• **Instruction**
Copy every line of the following data that includes the string "Không".

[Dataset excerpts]

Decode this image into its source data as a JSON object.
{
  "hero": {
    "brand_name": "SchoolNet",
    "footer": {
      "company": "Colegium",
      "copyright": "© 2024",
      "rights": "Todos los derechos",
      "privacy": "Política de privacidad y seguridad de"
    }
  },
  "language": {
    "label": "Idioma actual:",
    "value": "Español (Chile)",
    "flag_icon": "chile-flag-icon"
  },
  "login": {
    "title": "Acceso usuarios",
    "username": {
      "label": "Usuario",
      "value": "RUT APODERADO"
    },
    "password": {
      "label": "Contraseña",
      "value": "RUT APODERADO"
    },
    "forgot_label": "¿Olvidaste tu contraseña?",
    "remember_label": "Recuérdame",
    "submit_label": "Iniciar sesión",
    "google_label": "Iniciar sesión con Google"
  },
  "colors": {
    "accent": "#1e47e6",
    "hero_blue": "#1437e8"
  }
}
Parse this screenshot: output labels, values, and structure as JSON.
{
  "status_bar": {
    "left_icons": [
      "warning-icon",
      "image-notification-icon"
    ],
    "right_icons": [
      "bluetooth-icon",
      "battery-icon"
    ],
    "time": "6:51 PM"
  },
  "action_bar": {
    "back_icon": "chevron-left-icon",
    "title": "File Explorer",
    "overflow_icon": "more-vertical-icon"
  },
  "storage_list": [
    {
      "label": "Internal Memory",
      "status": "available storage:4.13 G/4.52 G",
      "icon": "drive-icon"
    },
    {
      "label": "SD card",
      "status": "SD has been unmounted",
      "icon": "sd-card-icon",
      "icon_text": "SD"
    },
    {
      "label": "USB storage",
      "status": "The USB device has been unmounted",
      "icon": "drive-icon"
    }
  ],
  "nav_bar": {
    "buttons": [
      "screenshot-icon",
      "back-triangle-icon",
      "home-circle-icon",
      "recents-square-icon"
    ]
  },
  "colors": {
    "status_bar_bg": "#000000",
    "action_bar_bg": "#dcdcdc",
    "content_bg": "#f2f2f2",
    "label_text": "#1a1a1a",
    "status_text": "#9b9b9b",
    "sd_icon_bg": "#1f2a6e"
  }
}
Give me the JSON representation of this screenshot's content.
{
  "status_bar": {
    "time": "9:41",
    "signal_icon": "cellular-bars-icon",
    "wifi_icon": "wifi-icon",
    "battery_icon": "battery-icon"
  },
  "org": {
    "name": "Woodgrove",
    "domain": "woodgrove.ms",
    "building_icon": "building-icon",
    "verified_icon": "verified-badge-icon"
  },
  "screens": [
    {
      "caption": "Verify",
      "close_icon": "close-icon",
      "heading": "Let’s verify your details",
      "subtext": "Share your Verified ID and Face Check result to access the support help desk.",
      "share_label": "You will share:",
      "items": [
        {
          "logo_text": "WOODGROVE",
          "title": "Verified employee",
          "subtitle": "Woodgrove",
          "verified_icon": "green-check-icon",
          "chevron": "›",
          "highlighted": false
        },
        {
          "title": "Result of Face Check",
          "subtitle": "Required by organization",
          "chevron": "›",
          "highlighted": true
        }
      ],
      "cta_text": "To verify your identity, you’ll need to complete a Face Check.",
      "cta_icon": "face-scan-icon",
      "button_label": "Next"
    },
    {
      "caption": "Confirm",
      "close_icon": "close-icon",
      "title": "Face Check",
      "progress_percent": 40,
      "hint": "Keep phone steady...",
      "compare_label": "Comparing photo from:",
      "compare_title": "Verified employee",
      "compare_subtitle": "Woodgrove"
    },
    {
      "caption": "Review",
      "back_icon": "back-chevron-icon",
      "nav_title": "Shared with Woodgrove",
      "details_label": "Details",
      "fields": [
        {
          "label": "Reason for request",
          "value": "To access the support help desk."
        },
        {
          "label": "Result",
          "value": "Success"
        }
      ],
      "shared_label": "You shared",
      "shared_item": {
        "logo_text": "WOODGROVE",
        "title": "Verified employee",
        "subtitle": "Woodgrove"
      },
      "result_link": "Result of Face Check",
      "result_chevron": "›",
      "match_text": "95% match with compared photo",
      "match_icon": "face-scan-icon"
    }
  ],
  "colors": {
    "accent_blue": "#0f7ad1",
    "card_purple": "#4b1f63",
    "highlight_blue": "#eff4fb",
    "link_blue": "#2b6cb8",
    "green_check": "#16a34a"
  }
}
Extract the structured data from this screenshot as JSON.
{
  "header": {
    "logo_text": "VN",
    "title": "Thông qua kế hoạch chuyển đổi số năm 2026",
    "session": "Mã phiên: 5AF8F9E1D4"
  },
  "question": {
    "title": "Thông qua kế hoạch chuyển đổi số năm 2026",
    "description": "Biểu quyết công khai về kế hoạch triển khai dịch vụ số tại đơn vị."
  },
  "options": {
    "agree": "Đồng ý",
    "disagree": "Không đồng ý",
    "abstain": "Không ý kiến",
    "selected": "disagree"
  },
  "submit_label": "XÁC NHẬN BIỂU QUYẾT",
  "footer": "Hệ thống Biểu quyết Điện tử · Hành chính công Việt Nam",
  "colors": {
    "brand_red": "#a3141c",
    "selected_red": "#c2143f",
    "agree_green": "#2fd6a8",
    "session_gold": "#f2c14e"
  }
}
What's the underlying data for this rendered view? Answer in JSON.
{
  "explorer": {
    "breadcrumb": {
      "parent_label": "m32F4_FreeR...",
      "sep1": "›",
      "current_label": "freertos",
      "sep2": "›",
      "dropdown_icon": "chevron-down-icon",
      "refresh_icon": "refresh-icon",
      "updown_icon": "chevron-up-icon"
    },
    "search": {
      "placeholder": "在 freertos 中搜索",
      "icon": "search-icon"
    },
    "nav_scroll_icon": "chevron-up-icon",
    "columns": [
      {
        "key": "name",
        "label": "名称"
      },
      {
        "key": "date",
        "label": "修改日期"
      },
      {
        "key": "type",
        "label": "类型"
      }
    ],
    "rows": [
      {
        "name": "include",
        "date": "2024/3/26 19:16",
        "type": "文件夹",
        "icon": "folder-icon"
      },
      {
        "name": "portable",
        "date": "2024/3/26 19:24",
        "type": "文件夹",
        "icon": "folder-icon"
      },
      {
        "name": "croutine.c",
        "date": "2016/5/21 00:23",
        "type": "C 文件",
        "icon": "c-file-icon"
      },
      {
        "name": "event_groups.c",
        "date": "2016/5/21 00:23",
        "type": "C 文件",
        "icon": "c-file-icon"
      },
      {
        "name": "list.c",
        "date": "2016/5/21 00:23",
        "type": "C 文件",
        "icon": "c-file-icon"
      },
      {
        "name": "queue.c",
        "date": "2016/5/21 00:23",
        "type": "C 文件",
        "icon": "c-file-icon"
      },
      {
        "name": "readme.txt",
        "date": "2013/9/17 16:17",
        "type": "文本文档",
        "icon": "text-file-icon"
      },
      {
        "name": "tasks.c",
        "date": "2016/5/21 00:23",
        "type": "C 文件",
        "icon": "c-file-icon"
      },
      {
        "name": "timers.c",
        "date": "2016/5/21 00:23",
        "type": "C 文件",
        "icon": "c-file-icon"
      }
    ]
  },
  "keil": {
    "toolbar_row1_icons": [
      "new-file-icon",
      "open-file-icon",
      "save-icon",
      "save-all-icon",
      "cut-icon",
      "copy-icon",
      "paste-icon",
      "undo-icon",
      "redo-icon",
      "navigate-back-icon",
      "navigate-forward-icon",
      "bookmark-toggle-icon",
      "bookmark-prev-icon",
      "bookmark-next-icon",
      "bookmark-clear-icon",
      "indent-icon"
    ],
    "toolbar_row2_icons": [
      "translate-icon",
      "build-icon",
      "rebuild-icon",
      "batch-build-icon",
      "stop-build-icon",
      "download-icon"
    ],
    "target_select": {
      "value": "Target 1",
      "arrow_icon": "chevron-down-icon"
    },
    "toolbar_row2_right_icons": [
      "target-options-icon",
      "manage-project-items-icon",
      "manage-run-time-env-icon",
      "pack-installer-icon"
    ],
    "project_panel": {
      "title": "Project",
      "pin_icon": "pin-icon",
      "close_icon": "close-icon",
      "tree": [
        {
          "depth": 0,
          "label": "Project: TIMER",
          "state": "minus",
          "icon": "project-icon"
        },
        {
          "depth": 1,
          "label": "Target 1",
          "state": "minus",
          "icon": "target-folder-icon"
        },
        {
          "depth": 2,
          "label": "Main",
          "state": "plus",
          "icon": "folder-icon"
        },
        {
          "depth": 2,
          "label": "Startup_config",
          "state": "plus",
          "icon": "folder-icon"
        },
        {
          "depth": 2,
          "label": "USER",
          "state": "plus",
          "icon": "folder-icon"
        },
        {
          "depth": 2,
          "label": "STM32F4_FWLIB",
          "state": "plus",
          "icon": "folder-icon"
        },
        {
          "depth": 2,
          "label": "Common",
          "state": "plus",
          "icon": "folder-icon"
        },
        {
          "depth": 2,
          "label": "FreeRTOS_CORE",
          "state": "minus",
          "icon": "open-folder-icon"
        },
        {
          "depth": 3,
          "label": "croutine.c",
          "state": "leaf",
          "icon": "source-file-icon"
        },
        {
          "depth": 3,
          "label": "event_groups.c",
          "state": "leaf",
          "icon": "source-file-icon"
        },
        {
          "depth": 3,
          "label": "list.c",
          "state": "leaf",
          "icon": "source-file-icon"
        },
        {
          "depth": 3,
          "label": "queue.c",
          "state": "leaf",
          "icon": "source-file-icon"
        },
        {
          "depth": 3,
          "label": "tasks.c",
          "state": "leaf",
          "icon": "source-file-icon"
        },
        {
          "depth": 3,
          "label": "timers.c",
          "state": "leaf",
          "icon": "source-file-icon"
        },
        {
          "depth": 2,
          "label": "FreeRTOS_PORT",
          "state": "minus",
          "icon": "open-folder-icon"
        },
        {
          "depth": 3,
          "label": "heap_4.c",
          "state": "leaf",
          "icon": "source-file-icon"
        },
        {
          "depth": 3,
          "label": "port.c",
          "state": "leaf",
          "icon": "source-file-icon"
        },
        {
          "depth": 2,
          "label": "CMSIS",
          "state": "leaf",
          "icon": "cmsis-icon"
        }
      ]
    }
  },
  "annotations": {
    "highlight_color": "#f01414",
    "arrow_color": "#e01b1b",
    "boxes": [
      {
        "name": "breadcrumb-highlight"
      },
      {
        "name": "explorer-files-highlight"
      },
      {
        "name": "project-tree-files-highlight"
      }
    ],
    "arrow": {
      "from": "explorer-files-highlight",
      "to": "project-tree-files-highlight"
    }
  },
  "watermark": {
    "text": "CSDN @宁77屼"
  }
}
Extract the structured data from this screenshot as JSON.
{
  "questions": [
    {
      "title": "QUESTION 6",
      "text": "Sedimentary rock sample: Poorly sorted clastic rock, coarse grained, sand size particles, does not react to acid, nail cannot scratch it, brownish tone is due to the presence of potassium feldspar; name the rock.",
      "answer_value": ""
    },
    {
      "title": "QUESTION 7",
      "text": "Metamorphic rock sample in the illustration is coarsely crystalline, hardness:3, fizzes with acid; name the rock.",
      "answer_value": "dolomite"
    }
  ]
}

• **Correct result**
    "disagree": "Không đồng ý",
    "abstain": "Không ý kiến",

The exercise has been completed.